— Start —

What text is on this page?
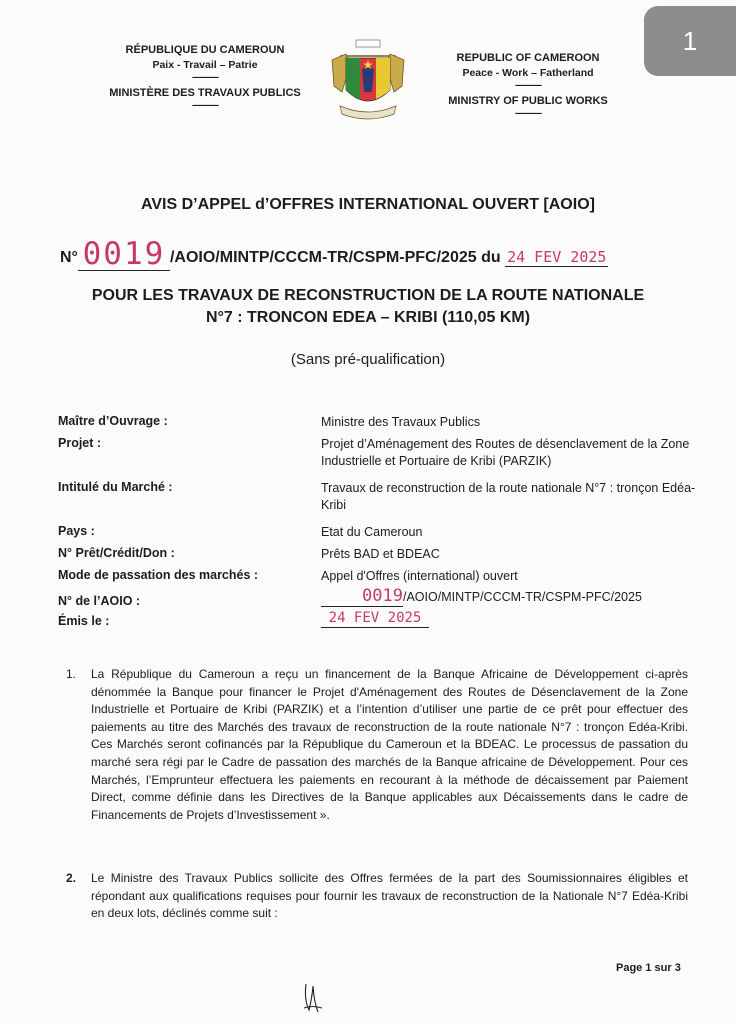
1
RÉPUBLIQUE DU CAMEROUN
Paix - Travail – Patrie
-------------
MINISTÈRE DES TRAVAUX PUBLICS
-------------
REPUBLIC OF CAMEROON
Peace - Work – Fatherland
-------------
MINISTRY OF PUBLIC WORKS
-------------
AVIS D’APPEL d’OFFRES INTERNATIONAL OUVERT [AOIO]
N° 0019 /AOIO/MINTP/CCCM-TR/CSPM-PFC/2025 du 24 FEV 2025
POUR LES TRAVAUX DE RECONSTRUCTION DE LA ROUTE NATIONALE
N°7 : TRONCON EDEA – KRIBI (110,05 KM)
(Sans pré-qualification)
Maître d’Ouvrage :	Ministre des Travaux Publics
Projet :	Projet d’Aménagement des Routes de désenclavement de la Zone Industrielle et Portuaire de Kribi (PARZIK)
Intitulé du Marché :	Travaux de reconstruction de la route nationale N°7 : tronçon Edéa-Kribi
Pays :	Etat du Cameroun
N° Prêt/Crédit/Don :	Prêts BAD et BDEAC
Mode de passation des marchés :	Appel d'Offres (international) ouvert
N° de l’AOIO :	0019/AOIO/MINTP/CCCM-TR/CSPM-PFC/2025
Émis le :	24 FEV 2025
1. La République du Cameroun a reçu un financement de la Banque Africaine de Développement ci-après dénommée la Banque pour financer le Projet d'Aménagement des Routes de Désenclavement de la Zone Industrielle et Portuaire de Kribi (PARZIK) et a l’intention d’utiliser une partie de ce prêt pour effectuer des paiements au titre des Marchés des travaux de reconstruction de la route nationale N°7 : tronçon Edéa-Kribi. Ces Marchés seront cofinancés par la République du Cameroun et la BDEAC. Le processus de passation du marché sera régi par le Cadre de passation des marchés de la Banque africaine de Développement. Pour ces Marchés, l’Emprunteur effectuera les paiements en recourant à la méthode de décaissement par Paiement Direct, comme définie dans les Directives de la Banque applicables aux Décaissements dans le cadre de Financements de Projets d’Investissement ».
2. Le Ministre des Travaux Publics sollicite des Offres fermées de la part des Soumissionnaires éligibles et répondant aux qualifications requises pour fournir les travaux de reconstruction de la Nationale N°7 Edéa-Kribi en deux lots, déclinés comme suit :
Page 1 sur 3
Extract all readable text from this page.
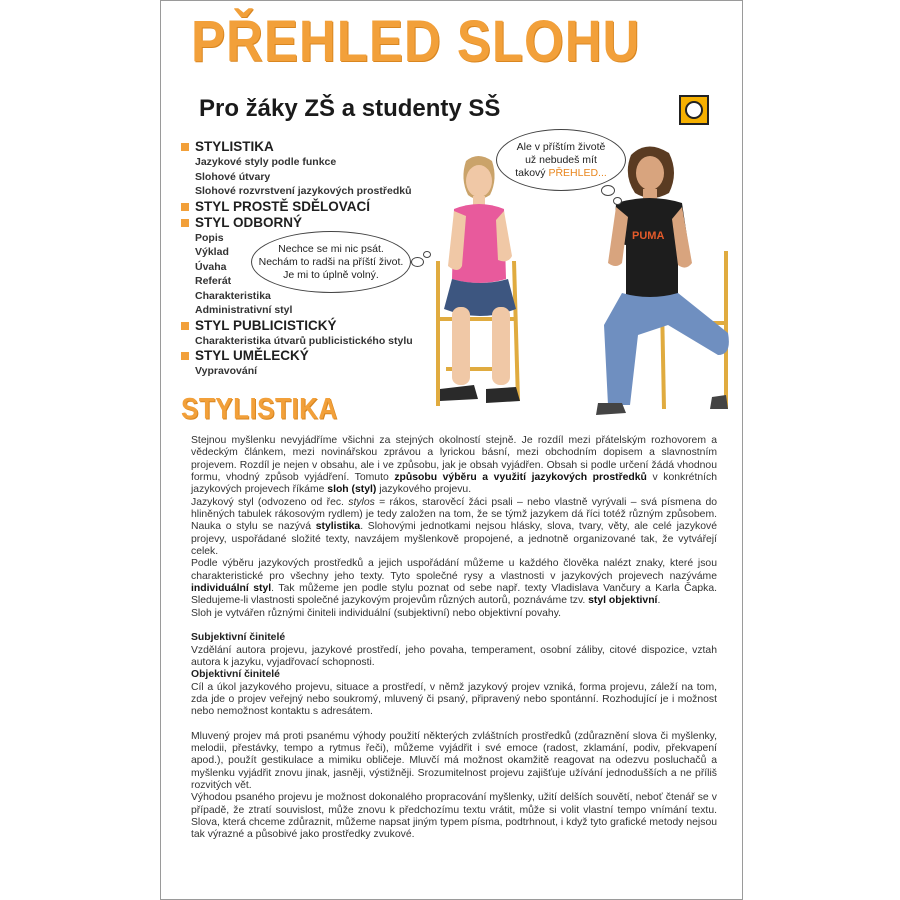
PŘEHLED SLOHU
Pro žáky ZŠ a studenty SŠ
STYLISTIKA
Jazykové styly podle funkce
Slohové útvary
Slohové rozvrstvení jazykových prostředků
STYL PROSTĚ SDĚLOVACÍ
STYL ODBORNÝ
Popis
Výklad
Úvaha
Referát
Charakteristika
Administrativní styl
STYL PUBLICISTICKÝ
Charakteristika útvarů publicistického stylu
STYL UMĚLECKÝ
Vypravování
PUMA
Ale v příštím životě
už nebudeš mít
takový PŘEHLED...
Nechce se mi nic psát.
Nechám to radši na příští život.
Je mi to úplně volný.
STYLISTIKA

Stejnou myšlenku nevyjádříme všichni za stejných okolností stejně. Je rozdíl mezi přátelským rozhovorem a vědeckým článkem, mezi novinářskou zprávou a lyrickou básní, mezi obchodním dopisem a slavnostním projevem. Rozdíl je nejen v obsahu, ale i ve způsobu, jak je obsah vyjádřen. Obsah si podle určení žádá vhodnou formu, vhodný způsob vyjádření. Tomuto způsobu výběru a využití jazykových prostředků v konkrétních jazykových projevech říkáme sloh (styl) jazykového projevu.

Jazykový styl (odvozeno od řec. stylos = rákos, starověcí žáci psali – nebo vlastně vyrývali – svá písmena do hliněných tabulek rákosovým rydlem) je tedy založen na tom, že se týmž jazykem dá říci totéž různým způsobem. Nauka o stylu se nazývá stylistika. Slohovými jednotkami nejsou hlásky, slova, tvary, věty, ale celé jazykové projevy, uspořádané složité texty, navzájem myšlenkově propojené, a jednotně organizované tak, že vytvářejí celek.

Podle výběru jazykových prostředků a jejich uspořádání můžeme u každého člověka nalézt znaky, které jsou charakteristické pro všechny jeho texty. Tyto společné rysy a vlastnosti v jazykových projevech nazýváme individuální styl. Tak můžeme jen podle stylu poznat od sebe např. texty Vladislava Vančury a Karla Čapka. Sledujeme-li vlastnosti společné jazykovým projevům různých autorů, poznáváme tzv. styl objektivní.

Sloh je vytvářen různými činiteli individuální (subjektivní) nebo objektivní povahy.

Subjektivní činitelé

Vzdělání autora projevu, jazykové prostředí, jeho povaha, temperament, osobní záliby, citové dispozice, vztah autora k jazyku, vyjadřovací schopnosti.

Objektivní činitelé

Cíl a úkol jazykového projevu, situace a prostředí, v němž jazykový projev vzniká, forma projevu, záleží na tom, zda jde o projev veřejný nebo soukromý, mluvený či psaný, připravený nebo spontánní. Rozhodující je i možnost nebo nemožnost kontaktu s adresátem.

Mluvený projev má proti psanému výhody použití některých zvláštních prostředků (zdůraznění slova či myšlenky, melodii, přestávky, tempo a rytmus řeči), můžeme vyjádřit i své emoce (radost, zklamání, podiv, překvapení apod.), použít gestikulace a mimiku obličeje. Mluvčí má možnost okamžitě reagovat na odezvu posluchačů a myšlenku vyjádřit znovu jinak, jasněji, výstižněji. Srozumitelnost projevu zajišťuje užívání jednodušších a ne příliš rozvitých vět.

Výhodou psaného projevu je možnost dokonalého propracování myšlenky, užití delších souvětí, neboť čtenář se v případě, že ztratí souvislost, může znovu k předchozímu textu vrátit, může si volit vlastní tempo vnímání textu. Slova, která chceme zdůraznit, můžeme napsat jiným typem písma, podtrhnout, i když tyto grafické metody nejsou tak výrazné a působivé jako prostředky zvukové.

— End —

**Work instructions**. Establish how many lines of the material above hold the word "Slohové". Nothing but the count should be returned.

**Reply**. 2